La stabilité sous vide de l'hydrure d'aluminium α peut être sensiblement augmentée en incorporant une fraction massique de 0,01 à 3 % de magnésium[4]. Sa résistance à l'hydrolyse peut également être améliorée par recuit. Sous forme passivée, l'alane est un bon candidat pour les applications de stockage de l'hydrogène pour véhicules à hydrogène ainsi que pour les technologies de production d'électricité par piles à combustibles haut rendement pour applications légères et voitures électriques. L'alane contient une fraction massique d'hydrogène atteignant 10 % du matériau, soit 148 g/L, près du double de l'hydrogène liquide cryogénique à pression atmosphérique (71 g/L). Sous forme non passivée, il fait l'objet de recherches pour des applications comme additif énergétique pour explosifs et dopant pour propergols dans l'astronautique[5], dont il permettrait d'accroître les performances jusqu'à 10 %[6].

La molécule AlH3 seule a été isolée dans une matrice de gaz noble à basse température et s'est révélée être plane[7].

Préparation

Les hydrures d'aluminium et leurs complexes sont connus de longue date[8], une publication de 1947 rapportant déjà la synthèse de tels composés[9]. On obtient de l'hydrure d'aluminium en traitant de l'aluminohydrure de lithium LiAlH4 avec du chlorure d'aluminium AlCl3 en éliminant soigneusement le chlorure de lithium LiCl :

3 LiAlH4 + AlCl3 ⟶ 4 AlH3 + 3 LiCl.

Les solutions d'hydrure d'aluminium dans l'éther diéthylique doivent être utilisées rapidement car l'alane tend à précipiter rapidement et ces solutions se dégradent généralement après trois jours ; AlH3 est plus réactif que LiAlH4.

Il existe plusieurs autres voies de synthèse pour la préparation de l'hydrure d'aluminium :

2 LiAlH4 + BeCl2 ⟶ 2 AlH3 + Li2BeH2Cl2 :
2 LiAlH4 + H2SO4 ⟶ 2 AlH3 + Li2SO4 + 2 H2 ;
2 LiAlH4 + ZnCl2 ⟶ 2 AlH3 + 2 LiCl + ZnH2 (en) ;
2 LiAlH4 + I2 ⟶ 2 AlH3 + 2 LiI + H2.

Énoncé A.
Répondez aux questions suivantes d'après le texte sur l'hydrure d'aluminium.
(i) Quelle fraction massique de magnésium permet d'augmenter sensiblement la stabilité sous vide de l'hydrure d'aluminium α ?
(ii) Quelle forme présente la molécule AlH3 seule isolée dans une matrice de gaz noble à basse température ?
(iii) Après combien de temps les solutions d'hydrure d'aluminium dans l'éther diéthylique se dégradent-elles généralement ?
Énoncé B. Recopiez sans rien changer le passage du texte sur l'hydrure d'aluminium qui va de « Les solutions d'hydrure » jusqu'à « réactif que LiAlH4. ».

Éléments du jeu de données:
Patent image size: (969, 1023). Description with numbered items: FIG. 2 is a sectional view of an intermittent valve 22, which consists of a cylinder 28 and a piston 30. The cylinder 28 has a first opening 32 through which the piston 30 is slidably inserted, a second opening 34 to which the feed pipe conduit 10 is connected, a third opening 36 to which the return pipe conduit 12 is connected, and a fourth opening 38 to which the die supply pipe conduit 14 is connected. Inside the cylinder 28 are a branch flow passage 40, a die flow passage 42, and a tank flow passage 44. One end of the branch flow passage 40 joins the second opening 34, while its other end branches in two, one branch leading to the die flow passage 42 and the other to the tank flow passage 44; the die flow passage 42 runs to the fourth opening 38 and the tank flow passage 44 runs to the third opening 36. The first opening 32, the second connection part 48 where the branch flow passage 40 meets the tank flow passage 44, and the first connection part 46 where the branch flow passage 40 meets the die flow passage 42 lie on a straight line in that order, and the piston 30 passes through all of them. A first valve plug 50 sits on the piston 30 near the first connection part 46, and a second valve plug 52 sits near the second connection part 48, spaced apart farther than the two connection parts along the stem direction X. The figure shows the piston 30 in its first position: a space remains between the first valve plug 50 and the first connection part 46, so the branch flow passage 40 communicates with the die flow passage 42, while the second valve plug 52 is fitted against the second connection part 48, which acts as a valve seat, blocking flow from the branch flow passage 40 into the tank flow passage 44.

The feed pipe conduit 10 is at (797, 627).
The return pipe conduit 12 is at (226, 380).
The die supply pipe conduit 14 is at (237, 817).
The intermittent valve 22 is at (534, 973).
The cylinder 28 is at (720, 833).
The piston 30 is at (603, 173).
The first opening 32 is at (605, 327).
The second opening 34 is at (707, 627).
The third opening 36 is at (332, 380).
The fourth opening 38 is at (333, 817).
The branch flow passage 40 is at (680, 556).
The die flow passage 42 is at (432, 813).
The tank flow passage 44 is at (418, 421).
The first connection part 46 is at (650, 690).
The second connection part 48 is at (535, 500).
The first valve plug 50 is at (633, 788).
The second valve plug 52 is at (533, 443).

Corrigé A.
(i) Une fraction massique de 0,01 à 3 %.
(ii) Elle est plane.
(iii) Après trois jours.

Corrigé B.
Les solutions d'hydrure d'aluminium dans l'éther diéthylique doivent être utilisées rapidement car l'alane tend à précipiter rapidement et ces solutions se dégradent généralement après trois jours ; AlH3 est plus réactif que LiAlH4.